WHAT IS ASKED
Write out the entries below once more, exactly, with the pictures left out.

INPUT ROWS
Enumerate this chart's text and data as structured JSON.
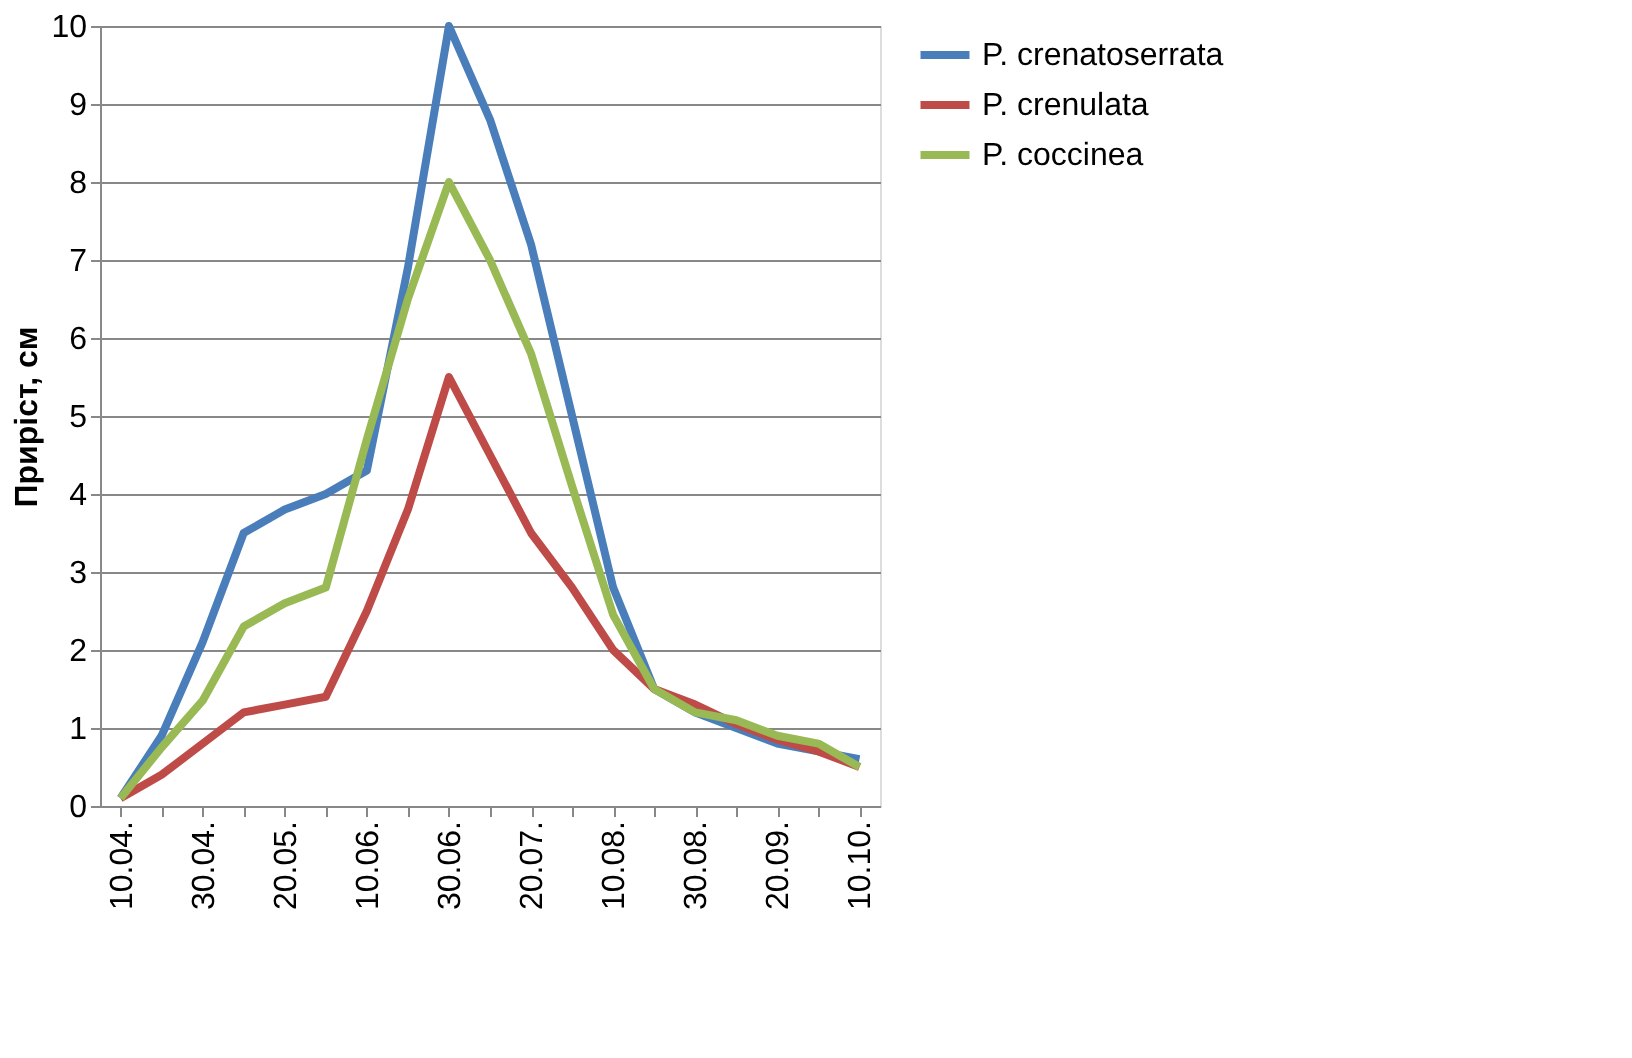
{
  "chart_data": {
    "type": "line",
    "ylabel": "Приріст, см",
    "categories": [
      "10.04.",
      null,
      "30.04.",
      null,
      "20.05.",
      null,
      "10.06.",
      null,
      "30.06.",
      null,
      "20.07.",
      null,
      "10.08.",
      null,
      "30.08.",
      null,
      "20.09.",
      null,
      "10.10."
    ],
    "series": [
      {
        "name": "P. crenatoserrata",
        "color": "#4a7ebb",
        "values": [
          0.1,
          0.9,
          2.1,
          3.5,
          3.8,
          4.0,
          4.3,
          6.9,
          10,
          8.8,
          7.2,
          5.0,
          2.8,
          1.5,
          1.2,
          1.0,
          0.8,
          0.7,
          0.6
        ]
      },
      {
        "name": "P. crenulata",
        "color": "#be4b48",
        "values": [
          0.1,
          0.4,
          0.8,
          1.2,
          1.3,
          1.4,
          2.5,
          3.8,
          5.5,
          4.5,
          3.5,
          2.8,
          2.0,
          1.5,
          1.3,
          1.05,
          0.85,
          0.7,
          0.5
        ]
      },
      {
        "name": "P. coccinea",
        "color": "#98b954",
        "values": [
          0.1,
          0.75,
          1.35,
          2.3,
          2.6,
          2.8,
          4.7,
          6.5,
          8.0,
          7.0,
          5.8,
          4.1,
          2.45,
          1.5,
          1.2,
          1.1,
          0.9,
          0.8,
          0.5
        ]
      }
    ],
    "ylim": [
      0,
      10
    ],
    "yticks": [
      0,
      1,
      2,
      3,
      4,
      5,
      6,
      7,
      8,
      9,
      10
    ],
    "grid": "y",
    "legend": "right",
    "marker": "none",
    "line_style": "solid"
  }
}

ANSWER TO THE EXERCISE
Enumerate this chart's text and data as structured JSON.
{
  "chart_data": {
    "type": "line",
    "ylabel": "Приріст, см",
    "categories": [
      "10.04.",
      null,
      "30.04.",
      null,
      "20.05.",
      null,
      "10.06.",
      null,
      "30.06.",
      null,
      "20.07.",
      null,
      "10.08.",
      null,
      "30.08.",
      null,
      "20.09.",
      null,
      "10.10."
    ],
    "series": [
      {
        "name": "P. crenatoserrata",
        "color": "#4a7ebb",
        "values": [
          0.1,
          0.9,
          2.1,
          3.5,
          3.8,
          4.0,
          4.3,
          6.9,
          10,
          8.8,
          7.2,
          5.0,
          2.8,
          1.5,
          1.2,
          1.0,
          0.8,
          0.7,
          0.6
        ]
      },
      {
        "name": "P. crenulata",
        "color": "#be4b48",
        "values": [
          0.1,
          0.4,
          0.8,
          1.2,
          1.3,
          1.4,
          2.5,
          3.8,
          5.5,
          4.5,
          3.5,
          2.8,
          2.0,
          1.5,
          1.3,
          1.05,
          0.85,
          0.7,
          0.5
        ]
      },
      {
        "name": "P. coccinea",
        "color": "#98b954",
        "values": [
          0.1,
          0.75,
          1.35,
          2.3,
          2.6,
          2.8,
          4.7,
          6.5,
          8.0,
          7.0,
          5.8,
          4.1,
          2.45,
          1.5,
          1.2,
          1.1,
          0.9,
          0.8,
          0.5
        ]
      }
    ],
    "ylim": [
      0,
      10
    ],
    "yticks": [
      0,
      1,
      2,
      3,
      4,
      5,
      6,
      7,
      8,
      9,
      10
    ],
    "grid": "y",
    "legend": "right",
    "marker": "none",
    "line_style": "solid"
  }
}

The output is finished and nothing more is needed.